** START Data for this exercise **
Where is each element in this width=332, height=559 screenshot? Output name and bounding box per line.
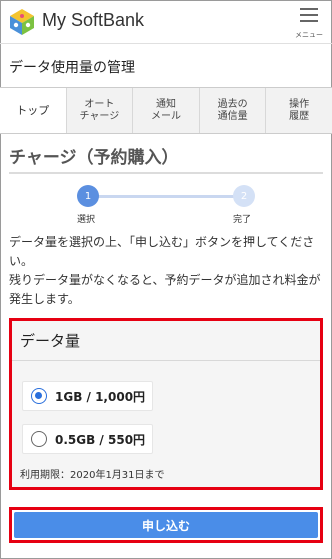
step-1-indicator: 1 — [77, 185, 99, 207]
tab-past-usage[interactable]: 過去の 通信量 — [198, 88, 266, 133]
instructions: データ量を選択の上、「申し込む」ボタンを押してください。 残りデータ量がなくなる… — [9, 233, 327, 309]
menu-label: メニュー — [295, 31, 323, 39]
tab-auto-charge[interactable]: オート チャージ — [65, 88, 133, 133]
option-label: 0.5GB / 550円 — [55, 432, 146, 447]
stepper-line — [88, 195, 244, 198]
radio-unselected-icon[interactable] — [31, 431, 47, 447]
data-option-1gb[interactable]: 1GB / 1,000円 — [22, 381, 153, 411]
instruction-line-1: データ量を選択の上、「申し込む」ボタンを押してください。 — [9, 235, 315, 268]
data-amount-panel: データ量 1GB / 1,000円 0.5GB / 550円 利用期限：2020… — [9, 318, 323, 490]
tab-label: 過去の 通信量 — [217, 98, 248, 122]
step-2-label: 完了 — [233, 215, 252, 225]
data-amount-heading: データ量 — [20, 332, 81, 350]
app-header: My SoftBank メニュー — [0, 0, 332, 44]
option-label: 1GB / 1,000円 — [55, 389, 146, 404]
menu-button[interactable]: メニュー — [294, 6, 324, 40]
tab-label: 通知 メール — [150, 98, 181, 122]
tab-top[interactable]: トップ — [0, 88, 66, 133]
tab-operation-history[interactable]: 操作 履歴 — [265, 88, 332, 133]
step-1-label: 選択 — [77, 215, 96, 225]
tab-label: トップ — [16, 103, 50, 117]
data-option-0-5gb[interactable]: 0.5GB / 550円 — [22, 424, 153, 454]
hamburger-menu-icon — [300, 8, 318, 26]
radio-selected-icon[interactable] — [31, 388, 47, 404]
expiry-note: 利用期限：2020年1月31日まで — [20, 470, 165, 481]
instruction-line-2: 残りデータ量がなくなると、予約データが追加され料金が発生します。 — [9, 273, 321, 306]
app-title[interactable]: My SoftBank — [42, 10, 144, 31]
apply-button[interactable]: 申し込む — [14, 512, 318, 538]
softbank-logo-icon[interactable] — [8, 8, 36, 36]
tab-notification-mail[interactable]: 通知 メール — [132, 88, 199, 133]
submit-highlight: 申し込む — [9, 507, 323, 543]
section-divider — [9, 172, 323, 174]
step-2-indicator: 2 — [233, 185, 255, 207]
page-title: データ使用量の管理 — [9, 60, 135, 76]
data-amount-header: データ量 — [12, 321, 320, 361]
tab-bar: トップ オート チャージ 通知 メール 過去の 通信量 操作 履歴 — [0, 87, 332, 134]
section-title: チャージ（予約購入） — [9, 148, 179, 168]
tab-label: 操作 履歴 — [289, 98, 310, 122]
tab-label: オート チャージ — [79, 98, 120, 122]
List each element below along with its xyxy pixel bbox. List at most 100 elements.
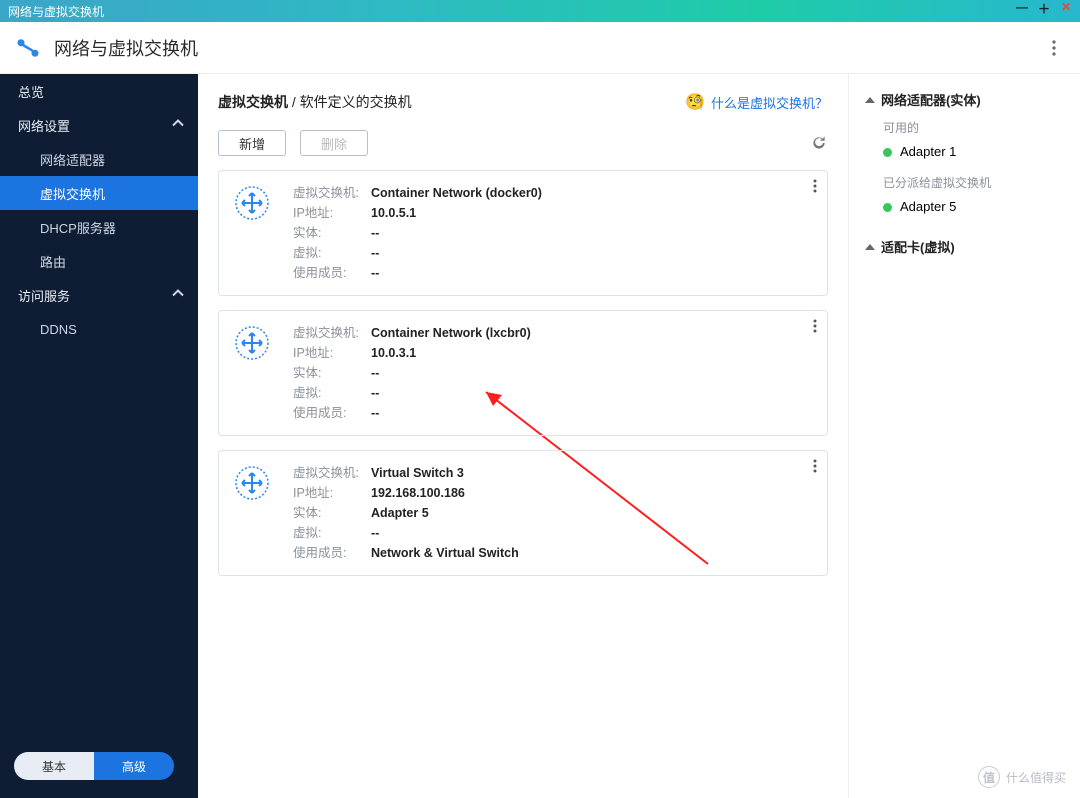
card-row-value: -- — [371, 403, 379, 423]
crumb-a: 虚拟交换机 — [218, 94, 288, 110]
sidebar-item-overview[interactable]: 总览 — [0, 74, 198, 108]
rpanel-item-adapter1[interactable]: Adapter 1 — [883, 140, 1066, 164]
card-row-label: 虚拟交换机: — [293, 463, 371, 483]
card-row-value: 192.168.100.186 — [371, 483, 465, 503]
add-button[interactable]: 新增 — [218, 130, 286, 156]
vswitch-icon — [231, 323, 273, 423]
mode-advanced[interactable]: 高级 — [94, 752, 174, 780]
card-row-value: Adapter 5 — [371, 503, 429, 523]
crumb-sep: / — [288, 94, 300, 110]
rpanel-section-label: 适配卡(虚拟) — [881, 237, 955, 256]
minimize-icon[interactable]: — — [1014, 0, 1030, 17]
card-row: 虚拟交换机:Container Network (docker0) — [293, 183, 813, 203]
sidebar-item-dhcp[interactable]: DHCP服务器 — [0, 210, 198, 244]
triangle-up-icon — [865, 242, 875, 252]
status-dot-icon — [883, 148, 892, 157]
card-row-label: 虚拟交换机: — [293, 183, 371, 203]
rpanel-section-label: 网络适配器(实体) — [881, 90, 981, 109]
vswitch-card[interactable]: 虚拟交换机:Virtual Switch 3IP地址:192.168.100.1… — [218, 450, 828, 576]
chevron-up-icon — [172, 288, 184, 303]
toolbar: 新增 删除 — [218, 130, 828, 156]
card-menu-icon[interactable] — [813, 459, 817, 478]
card-row-value: 10.0.5.1 — [371, 203, 416, 223]
card-row-value: -- — [371, 223, 379, 243]
card-row: 虚拟:-- — [293, 523, 813, 543]
rpanel-item-label: Adapter 1 — [900, 140, 956, 164]
sidebar-item-route[interactable]: 路由 — [0, 244, 198, 278]
taskbar-app-label[interactable]: 网络与虚拟交换机 — [8, 3, 104, 20]
card-row: 实体:-- — [293, 223, 813, 243]
window-controls: — ＋ ✕ — [1014, 0, 1074, 17]
card-menu-icon[interactable] — [813, 179, 817, 198]
card-row-label: 虚拟: — [293, 523, 371, 543]
window-header: 网络与虚拟交换机 — [0, 22, 1080, 74]
sidebar-item-label: 访问服务 — [18, 286, 70, 305]
card-row-label: 虚拟: — [293, 243, 371, 263]
card-row-label: 虚拟: — [293, 383, 371, 403]
sidebar-item-adapters[interactable]: 网络适配器 — [0, 142, 198, 176]
rpanel-section-adapters[interactable]: 网络适配器(实体) — [865, 90, 1066, 109]
card-row: 虚拟:-- — [293, 383, 813, 403]
card-rows: 虚拟交换机:Virtual Switch 3IP地址:192.168.100.1… — [293, 463, 813, 563]
card-row-label: IP地址: — [293, 203, 371, 223]
card-row-label: 虚拟交换机: — [293, 323, 371, 343]
card-row-value: Network & Virtual Switch — [371, 543, 519, 563]
card-row: IP地址:192.168.100.186 — [293, 483, 813, 503]
triangle-up-icon — [865, 95, 875, 105]
rpanel-item-adapter5[interactable]: Adapter 5 — [883, 195, 1066, 219]
window-more-icon[interactable] — [1042, 36, 1066, 60]
sidebar: 总览 网络设置 网络适配器 虚拟交换机 DHCP服务器 路由 访问服务 DDNS… — [0, 74, 198, 798]
card-row-label: IP地址: — [293, 483, 371, 503]
chevron-up-icon — [172, 118, 184, 133]
card-row: 实体:Adapter 5 — [293, 503, 813, 523]
sidebar-item-access[interactable]: 访问服务 — [0, 278, 198, 312]
crumb-b: 软件定义的交换机 — [300, 94, 412, 110]
card-row-label: 使用成员: — [293, 543, 371, 563]
card-row-value: Container Network (docker0) — [371, 183, 542, 203]
sidebar-item-net-settings[interactable]: 网络设置 — [0, 108, 198, 142]
card-row-label: 使用成员: — [293, 403, 371, 423]
main-panel: 虚拟交换机 / 软件定义的交换机 新增 删除 虚拟交换机:Container N… — [198, 74, 848, 798]
rpanel-item-label: Adapter 5 — [900, 195, 956, 219]
refresh-icon[interactable] — [810, 134, 828, 152]
mode-basic[interactable]: 基本 — [14, 752, 94, 780]
vswitch-icon — [231, 463, 273, 563]
card-row-value: -- — [371, 263, 379, 283]
rpanel-subhdr-available: 可用的 — [883, 119, 1066, 136]
status-dot-icon — [883, 203, 892, 212]
vswitch-card-list: 虚拟交换机:Container Network (docker0)IP地址:10… — [218, 170, 828, 576]
card-row: 使用成员:Network & Virtual Switch — [293, 543, 813, 563]
rpanel-subhdr-assigned: 已分派给虚拟交换机 — [883, 174, 1066, 191]
close-icon[interactable]: ✕ — [1058, 0, 1074, 17]
card-row: 虚拟交换机:Virtual Switch 3 — [293, 463, 813, 483]
vswitch-card[interactable]: 虚拟交换机:Container Network (lxcbr0)IP地址:10.… — [218, 310, 828, 436]
card-row-value: Container Network (lxcbr0) — [371, 323, 531, 343]
window-title: 网络与虚拟交换机 — [54, 35, 198, 61]
vswitch-icon — [231, 183, 273, 283]
maximize-icon[interactable]: ＋ — [1036, 0, 1052, 17]
card-row: IP地址:10.0.3.1 — [293, 343, 813, 363]
sidebar-item-vswitch[interactable]: 虚拟交换机 — [0, 176, 198, 210]
delete-button: 删除 — [300, 130, 368, 156]
sidebar-item-ddns[interactable]: DDNS — [0, 312, 198, 346]
sidebar-item-label: 网络设置 — [18, 116, 70, 135]
card-row: 虚拟交换机:Container Network (lxcbr0) — [293, 323, 813, 343]
card-row-label: 实体: — [293, 363, 371, 383]
watermark: 值 什么值得买 — [978, 766, 1066, 788]
help-emoji-icon: 🧐 — [685, 92, 705, 112]
card-row-label: 实体: — [293, 223, 371, 243]
rpanel-section-virtual-nic[interactable]: 适配卡(虚拟) — [865, 237, 1066, 256]
card-menu-icon[interactable] — [813, 319, 817, 338]
help-link[interactable]: 🧐 什么是虚拟交换机？ — [685, 92, 828, 112]
help-link-label: 什么是虚拟交换机？ — [711, 93, 828, 112]
card-row: 使用成员:-- — [293, 403, 813, 423]
card-row-label: 实体: — [293, 503, 371, 523]
vswitch-card[interactable]: 虚拟交换机:Container Network (docker0)IP地址:10… — [218, 170, 828, 296]
card-row: IP地址:10.0.5.1 — [293, 203, 813, 223]
card-rows: 虚拟交换机:Container Network (lxcbr0)IP地址:10.… — [293, 323, 813, 423]
card-row-value: -- — [371, 383, 379, 403]
card-row-value: 10.0.3.1 — [371, 343, 416, 363]
card-row-value: -- — [371, 243, 379, 263]
watermark-logo-icon: 值 — [978, 766, 1000, 788]
os-taskbar: 网络与虚拟交换机 — ＋ ✕ — [0, 0, 1080, 22]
** END Data for this exercise **
The task:
Quote verbatim the lines of the records that begin at the line containing "card-row-value: -- — [371, 403, 379, 423]" and end with the line containing "card-row-value: Adapter 5", including both of those lines.

Exercise output:
card-row-value: -- — [371, 403, 379, 423]
crumb-a: 虚拟交换机 — [218, 94, 288, 110]
sidebar-item-overview[interactable]: 总览 — [0, 74, 198, 108]
rpanel-item-adapter1[interactable]: Adapter 1 — [883, 140, 1066, 164]
card-row-label: 虚拟交换机: — [293, 463, 371, 483]
card-row-value: 192.168.100.186 — [371, 483, 465, 503]
add-button[interactable]: 新增 — [218, 130, 286, 156]
vswitch-icon — [231, 323, 273, 423]
mode-advanced[interactable]: 高级 — [94, 752, 174, 780]
card-row-value: Adapter 5 — [371, 503, 429, 523]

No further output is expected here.